## TO BE DONE
Find the number of lines below in which the word "públicas" appears, and write that number only.

## DATA EXTRACT
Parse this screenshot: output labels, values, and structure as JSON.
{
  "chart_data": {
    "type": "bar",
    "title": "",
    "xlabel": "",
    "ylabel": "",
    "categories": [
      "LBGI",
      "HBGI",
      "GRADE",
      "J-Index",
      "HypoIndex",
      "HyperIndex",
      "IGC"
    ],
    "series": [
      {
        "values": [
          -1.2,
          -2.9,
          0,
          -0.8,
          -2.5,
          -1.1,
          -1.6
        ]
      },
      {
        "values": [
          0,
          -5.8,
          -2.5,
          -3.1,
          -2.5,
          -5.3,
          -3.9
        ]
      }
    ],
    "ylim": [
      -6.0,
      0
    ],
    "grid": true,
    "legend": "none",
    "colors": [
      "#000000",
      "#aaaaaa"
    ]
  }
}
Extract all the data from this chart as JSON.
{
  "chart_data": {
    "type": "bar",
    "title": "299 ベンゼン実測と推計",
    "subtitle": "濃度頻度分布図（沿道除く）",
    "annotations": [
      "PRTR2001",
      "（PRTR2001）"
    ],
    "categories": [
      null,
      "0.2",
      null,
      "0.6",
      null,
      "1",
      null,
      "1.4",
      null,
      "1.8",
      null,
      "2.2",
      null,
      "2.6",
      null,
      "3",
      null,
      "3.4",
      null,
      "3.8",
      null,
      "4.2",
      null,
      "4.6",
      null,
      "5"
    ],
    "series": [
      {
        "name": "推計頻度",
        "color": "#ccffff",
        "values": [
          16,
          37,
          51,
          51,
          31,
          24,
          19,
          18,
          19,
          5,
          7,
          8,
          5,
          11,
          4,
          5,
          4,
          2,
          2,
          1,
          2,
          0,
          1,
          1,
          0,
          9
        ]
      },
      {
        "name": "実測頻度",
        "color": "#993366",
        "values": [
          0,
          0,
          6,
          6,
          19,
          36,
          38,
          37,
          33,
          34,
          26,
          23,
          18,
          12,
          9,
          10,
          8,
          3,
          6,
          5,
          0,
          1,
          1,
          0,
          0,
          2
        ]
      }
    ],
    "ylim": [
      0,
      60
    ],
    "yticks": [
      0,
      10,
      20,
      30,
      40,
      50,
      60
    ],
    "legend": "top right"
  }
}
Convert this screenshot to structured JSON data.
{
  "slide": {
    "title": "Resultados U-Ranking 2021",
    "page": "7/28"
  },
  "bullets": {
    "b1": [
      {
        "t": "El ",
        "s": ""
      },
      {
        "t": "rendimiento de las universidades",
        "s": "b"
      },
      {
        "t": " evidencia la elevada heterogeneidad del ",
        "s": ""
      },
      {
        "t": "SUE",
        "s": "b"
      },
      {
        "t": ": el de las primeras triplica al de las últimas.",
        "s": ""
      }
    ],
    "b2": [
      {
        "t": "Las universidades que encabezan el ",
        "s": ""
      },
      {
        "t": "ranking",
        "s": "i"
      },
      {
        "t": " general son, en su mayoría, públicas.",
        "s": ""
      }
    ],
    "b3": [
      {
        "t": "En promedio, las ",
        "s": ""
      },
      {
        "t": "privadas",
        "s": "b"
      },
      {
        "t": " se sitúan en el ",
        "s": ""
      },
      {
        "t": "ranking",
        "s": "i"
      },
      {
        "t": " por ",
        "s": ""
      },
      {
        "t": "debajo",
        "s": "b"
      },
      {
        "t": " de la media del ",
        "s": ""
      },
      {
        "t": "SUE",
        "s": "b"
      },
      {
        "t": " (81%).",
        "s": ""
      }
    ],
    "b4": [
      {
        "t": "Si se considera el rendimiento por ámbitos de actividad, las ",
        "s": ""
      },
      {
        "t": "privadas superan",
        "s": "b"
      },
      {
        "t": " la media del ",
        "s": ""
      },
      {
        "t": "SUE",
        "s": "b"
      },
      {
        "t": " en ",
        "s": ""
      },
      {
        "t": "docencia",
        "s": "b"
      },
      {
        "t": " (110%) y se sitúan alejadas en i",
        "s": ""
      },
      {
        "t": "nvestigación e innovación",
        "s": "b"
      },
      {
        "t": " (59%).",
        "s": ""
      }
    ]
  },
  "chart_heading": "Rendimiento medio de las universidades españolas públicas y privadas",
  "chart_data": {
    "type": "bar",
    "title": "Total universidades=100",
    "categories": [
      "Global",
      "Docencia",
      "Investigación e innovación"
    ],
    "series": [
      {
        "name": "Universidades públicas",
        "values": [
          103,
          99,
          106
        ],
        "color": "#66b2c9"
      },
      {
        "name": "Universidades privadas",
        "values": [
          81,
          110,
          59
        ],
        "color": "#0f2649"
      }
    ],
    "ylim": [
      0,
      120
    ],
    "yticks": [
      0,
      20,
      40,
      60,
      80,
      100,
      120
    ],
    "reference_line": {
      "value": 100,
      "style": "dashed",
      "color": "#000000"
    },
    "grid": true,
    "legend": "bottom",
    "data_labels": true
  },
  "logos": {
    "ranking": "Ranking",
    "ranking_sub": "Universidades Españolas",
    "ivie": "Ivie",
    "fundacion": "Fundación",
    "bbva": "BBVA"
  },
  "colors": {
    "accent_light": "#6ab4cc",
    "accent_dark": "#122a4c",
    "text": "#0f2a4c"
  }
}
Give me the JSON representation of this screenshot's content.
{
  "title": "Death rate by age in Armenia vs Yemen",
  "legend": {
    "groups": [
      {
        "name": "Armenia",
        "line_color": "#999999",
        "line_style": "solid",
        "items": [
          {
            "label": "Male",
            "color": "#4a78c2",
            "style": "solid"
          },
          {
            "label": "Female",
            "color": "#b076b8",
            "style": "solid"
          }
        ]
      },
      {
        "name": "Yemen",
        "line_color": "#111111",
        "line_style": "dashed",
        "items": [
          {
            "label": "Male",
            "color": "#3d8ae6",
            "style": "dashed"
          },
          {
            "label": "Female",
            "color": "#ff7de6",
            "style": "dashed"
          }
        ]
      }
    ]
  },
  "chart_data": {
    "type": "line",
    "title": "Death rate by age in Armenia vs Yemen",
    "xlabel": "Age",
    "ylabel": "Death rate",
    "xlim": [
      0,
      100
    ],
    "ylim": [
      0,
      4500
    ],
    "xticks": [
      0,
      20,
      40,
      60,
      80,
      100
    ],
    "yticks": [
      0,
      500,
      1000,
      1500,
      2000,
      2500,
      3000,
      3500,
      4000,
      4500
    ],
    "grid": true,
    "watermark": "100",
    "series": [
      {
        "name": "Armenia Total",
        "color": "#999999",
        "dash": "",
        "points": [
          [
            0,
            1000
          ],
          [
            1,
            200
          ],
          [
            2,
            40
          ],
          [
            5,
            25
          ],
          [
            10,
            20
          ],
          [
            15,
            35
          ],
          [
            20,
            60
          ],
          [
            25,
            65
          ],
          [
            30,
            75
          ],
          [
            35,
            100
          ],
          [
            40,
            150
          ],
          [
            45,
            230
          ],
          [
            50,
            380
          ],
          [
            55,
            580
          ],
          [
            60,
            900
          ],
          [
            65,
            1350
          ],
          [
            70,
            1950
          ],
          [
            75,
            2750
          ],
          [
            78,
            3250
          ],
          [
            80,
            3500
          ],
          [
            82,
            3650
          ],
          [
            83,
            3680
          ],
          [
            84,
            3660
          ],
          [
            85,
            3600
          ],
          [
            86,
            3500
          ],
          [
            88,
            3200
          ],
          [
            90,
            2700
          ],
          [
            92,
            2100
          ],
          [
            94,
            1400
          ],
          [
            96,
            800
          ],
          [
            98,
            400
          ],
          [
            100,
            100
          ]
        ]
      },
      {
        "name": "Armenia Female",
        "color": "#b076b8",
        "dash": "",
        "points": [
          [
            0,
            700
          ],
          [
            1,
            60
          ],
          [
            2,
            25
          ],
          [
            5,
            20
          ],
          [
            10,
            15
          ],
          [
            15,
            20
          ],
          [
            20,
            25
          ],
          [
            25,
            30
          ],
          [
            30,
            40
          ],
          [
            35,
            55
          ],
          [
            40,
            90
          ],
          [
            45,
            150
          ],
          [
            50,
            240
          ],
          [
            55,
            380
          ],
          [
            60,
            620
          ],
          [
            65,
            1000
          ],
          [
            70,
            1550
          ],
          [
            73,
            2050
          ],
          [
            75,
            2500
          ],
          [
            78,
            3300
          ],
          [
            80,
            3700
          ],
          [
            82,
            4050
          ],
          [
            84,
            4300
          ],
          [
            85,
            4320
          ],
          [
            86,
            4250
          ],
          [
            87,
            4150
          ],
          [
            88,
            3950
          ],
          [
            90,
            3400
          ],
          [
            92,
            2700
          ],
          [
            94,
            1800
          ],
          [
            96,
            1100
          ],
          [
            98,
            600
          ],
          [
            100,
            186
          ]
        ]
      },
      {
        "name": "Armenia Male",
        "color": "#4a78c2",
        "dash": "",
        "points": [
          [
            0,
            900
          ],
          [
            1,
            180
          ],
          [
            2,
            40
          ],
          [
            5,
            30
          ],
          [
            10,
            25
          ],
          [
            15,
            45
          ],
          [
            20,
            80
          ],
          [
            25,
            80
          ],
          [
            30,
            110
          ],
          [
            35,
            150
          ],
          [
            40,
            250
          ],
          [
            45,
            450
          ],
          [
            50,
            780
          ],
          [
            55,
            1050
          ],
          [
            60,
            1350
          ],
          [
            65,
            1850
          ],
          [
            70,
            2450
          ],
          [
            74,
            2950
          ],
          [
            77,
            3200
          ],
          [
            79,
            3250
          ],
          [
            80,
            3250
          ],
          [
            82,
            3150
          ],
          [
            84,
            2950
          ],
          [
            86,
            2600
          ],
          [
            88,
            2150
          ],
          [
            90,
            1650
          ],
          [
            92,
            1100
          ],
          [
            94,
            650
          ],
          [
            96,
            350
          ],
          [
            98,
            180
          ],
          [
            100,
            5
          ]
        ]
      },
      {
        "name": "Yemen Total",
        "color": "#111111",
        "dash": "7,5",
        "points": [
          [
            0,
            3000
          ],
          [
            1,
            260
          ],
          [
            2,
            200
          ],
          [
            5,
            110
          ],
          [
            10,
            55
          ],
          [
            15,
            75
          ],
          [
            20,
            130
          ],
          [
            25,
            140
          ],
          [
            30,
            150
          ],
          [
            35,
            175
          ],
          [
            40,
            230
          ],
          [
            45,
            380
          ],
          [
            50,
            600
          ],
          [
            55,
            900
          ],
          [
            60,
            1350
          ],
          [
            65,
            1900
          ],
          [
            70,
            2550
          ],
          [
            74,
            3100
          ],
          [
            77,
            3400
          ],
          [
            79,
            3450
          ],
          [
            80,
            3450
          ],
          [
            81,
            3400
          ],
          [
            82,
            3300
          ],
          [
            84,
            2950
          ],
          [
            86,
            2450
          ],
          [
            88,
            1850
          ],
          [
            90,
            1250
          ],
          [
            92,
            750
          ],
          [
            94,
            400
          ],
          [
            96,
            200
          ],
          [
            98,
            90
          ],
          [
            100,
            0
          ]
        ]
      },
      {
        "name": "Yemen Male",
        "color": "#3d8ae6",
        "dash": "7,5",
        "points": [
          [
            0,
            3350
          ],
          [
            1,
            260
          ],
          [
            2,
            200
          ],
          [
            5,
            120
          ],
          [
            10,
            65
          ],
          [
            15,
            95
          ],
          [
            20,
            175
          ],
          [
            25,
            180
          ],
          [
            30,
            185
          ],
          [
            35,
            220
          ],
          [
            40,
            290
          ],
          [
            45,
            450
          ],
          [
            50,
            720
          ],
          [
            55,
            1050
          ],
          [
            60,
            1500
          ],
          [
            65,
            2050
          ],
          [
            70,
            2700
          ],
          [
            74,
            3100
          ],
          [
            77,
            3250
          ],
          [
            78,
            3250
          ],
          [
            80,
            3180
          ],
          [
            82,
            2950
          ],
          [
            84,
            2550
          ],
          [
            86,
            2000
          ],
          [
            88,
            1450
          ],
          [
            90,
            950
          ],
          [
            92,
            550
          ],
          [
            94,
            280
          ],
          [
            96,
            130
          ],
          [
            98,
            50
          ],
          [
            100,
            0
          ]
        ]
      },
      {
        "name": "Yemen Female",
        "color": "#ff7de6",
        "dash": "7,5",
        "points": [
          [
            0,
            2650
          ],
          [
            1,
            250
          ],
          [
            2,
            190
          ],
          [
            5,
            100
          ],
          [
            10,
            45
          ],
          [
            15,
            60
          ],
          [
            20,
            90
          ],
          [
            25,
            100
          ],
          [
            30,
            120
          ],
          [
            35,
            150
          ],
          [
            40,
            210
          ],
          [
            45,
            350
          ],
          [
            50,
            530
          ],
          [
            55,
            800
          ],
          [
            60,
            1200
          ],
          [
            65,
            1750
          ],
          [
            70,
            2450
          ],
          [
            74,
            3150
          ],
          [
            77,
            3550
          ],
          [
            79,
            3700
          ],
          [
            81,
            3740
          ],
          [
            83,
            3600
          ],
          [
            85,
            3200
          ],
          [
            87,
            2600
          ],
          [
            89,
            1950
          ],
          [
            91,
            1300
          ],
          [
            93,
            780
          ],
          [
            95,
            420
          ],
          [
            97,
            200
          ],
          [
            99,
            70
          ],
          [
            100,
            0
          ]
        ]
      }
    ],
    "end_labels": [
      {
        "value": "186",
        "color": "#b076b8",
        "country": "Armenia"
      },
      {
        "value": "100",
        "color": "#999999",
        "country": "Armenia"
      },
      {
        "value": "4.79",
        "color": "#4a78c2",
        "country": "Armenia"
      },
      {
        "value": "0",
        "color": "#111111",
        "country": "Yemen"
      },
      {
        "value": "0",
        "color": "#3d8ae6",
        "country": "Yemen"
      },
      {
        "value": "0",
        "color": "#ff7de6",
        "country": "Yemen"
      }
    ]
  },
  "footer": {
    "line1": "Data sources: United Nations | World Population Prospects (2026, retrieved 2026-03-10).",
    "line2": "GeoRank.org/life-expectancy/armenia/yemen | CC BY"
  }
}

## RESULT
3